Objective: Find each line with "text" and copy it.

Supplied material:
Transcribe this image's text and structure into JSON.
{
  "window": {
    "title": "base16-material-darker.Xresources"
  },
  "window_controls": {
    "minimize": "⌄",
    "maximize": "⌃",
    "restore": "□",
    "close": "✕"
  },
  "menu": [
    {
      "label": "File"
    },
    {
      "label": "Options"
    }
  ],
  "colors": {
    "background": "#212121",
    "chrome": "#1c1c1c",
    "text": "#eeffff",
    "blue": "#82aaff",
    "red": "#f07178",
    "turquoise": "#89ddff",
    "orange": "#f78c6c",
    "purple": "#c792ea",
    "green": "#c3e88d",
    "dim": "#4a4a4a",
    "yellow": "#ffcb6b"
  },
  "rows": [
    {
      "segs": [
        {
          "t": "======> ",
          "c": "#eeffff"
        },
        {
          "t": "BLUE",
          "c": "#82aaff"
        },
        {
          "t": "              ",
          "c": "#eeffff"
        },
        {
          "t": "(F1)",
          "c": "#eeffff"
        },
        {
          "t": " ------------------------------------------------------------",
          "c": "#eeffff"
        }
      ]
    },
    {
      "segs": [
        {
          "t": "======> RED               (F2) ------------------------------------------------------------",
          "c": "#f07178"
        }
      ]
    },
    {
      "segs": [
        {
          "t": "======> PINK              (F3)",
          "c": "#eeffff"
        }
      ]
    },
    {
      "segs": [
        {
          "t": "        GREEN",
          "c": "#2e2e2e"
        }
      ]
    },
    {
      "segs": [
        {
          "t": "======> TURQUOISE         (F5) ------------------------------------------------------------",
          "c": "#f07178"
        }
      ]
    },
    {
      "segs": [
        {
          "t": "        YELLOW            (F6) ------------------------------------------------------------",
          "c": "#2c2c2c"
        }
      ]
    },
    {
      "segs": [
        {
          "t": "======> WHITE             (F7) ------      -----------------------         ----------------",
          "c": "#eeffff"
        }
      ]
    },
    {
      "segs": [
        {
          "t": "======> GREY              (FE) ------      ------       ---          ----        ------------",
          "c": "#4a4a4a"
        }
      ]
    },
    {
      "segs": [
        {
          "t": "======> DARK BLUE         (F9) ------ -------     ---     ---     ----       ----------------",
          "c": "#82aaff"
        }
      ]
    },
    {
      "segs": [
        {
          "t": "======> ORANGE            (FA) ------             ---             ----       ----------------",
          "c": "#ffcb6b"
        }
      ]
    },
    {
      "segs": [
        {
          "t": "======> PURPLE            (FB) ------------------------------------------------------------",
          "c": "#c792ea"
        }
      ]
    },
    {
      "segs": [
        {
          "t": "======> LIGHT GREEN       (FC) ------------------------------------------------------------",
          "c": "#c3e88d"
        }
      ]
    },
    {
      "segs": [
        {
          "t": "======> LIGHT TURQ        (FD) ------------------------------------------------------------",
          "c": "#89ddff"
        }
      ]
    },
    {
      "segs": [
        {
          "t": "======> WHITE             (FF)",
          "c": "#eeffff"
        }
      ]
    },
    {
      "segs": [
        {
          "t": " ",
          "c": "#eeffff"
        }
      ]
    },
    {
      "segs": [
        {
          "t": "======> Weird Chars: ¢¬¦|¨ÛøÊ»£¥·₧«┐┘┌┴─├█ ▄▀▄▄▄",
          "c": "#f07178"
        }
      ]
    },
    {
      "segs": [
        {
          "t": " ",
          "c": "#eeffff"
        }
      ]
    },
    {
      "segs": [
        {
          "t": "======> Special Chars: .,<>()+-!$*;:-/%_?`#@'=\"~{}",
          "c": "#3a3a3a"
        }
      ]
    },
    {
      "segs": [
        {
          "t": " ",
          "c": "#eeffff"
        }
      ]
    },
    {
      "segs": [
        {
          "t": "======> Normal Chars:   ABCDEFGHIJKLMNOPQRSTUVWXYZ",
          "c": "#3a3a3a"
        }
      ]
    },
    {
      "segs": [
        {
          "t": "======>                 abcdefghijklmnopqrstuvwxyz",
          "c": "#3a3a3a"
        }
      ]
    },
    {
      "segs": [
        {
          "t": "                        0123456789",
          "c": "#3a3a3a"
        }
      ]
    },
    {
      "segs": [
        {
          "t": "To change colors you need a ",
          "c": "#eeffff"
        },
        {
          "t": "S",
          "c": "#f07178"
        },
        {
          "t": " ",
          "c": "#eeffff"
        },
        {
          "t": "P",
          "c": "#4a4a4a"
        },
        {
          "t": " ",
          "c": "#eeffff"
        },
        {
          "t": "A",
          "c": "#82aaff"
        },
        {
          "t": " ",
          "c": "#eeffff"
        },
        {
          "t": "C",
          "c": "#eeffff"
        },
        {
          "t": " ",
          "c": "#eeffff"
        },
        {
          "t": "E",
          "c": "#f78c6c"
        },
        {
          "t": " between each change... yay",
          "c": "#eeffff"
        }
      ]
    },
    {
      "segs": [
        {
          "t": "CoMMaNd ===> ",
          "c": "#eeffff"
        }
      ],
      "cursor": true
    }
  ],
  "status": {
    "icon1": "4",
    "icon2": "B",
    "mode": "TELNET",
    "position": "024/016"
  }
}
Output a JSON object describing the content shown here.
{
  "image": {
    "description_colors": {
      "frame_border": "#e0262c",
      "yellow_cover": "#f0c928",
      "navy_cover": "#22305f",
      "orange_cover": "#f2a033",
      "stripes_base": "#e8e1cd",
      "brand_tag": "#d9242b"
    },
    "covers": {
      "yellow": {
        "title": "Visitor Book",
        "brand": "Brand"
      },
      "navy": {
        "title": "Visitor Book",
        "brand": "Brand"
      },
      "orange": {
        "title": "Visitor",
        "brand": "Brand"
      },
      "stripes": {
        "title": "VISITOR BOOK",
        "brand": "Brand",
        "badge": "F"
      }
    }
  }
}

Problem solution:
Transcribe this image's text and structure into JSON.
    "text": "#eeffff",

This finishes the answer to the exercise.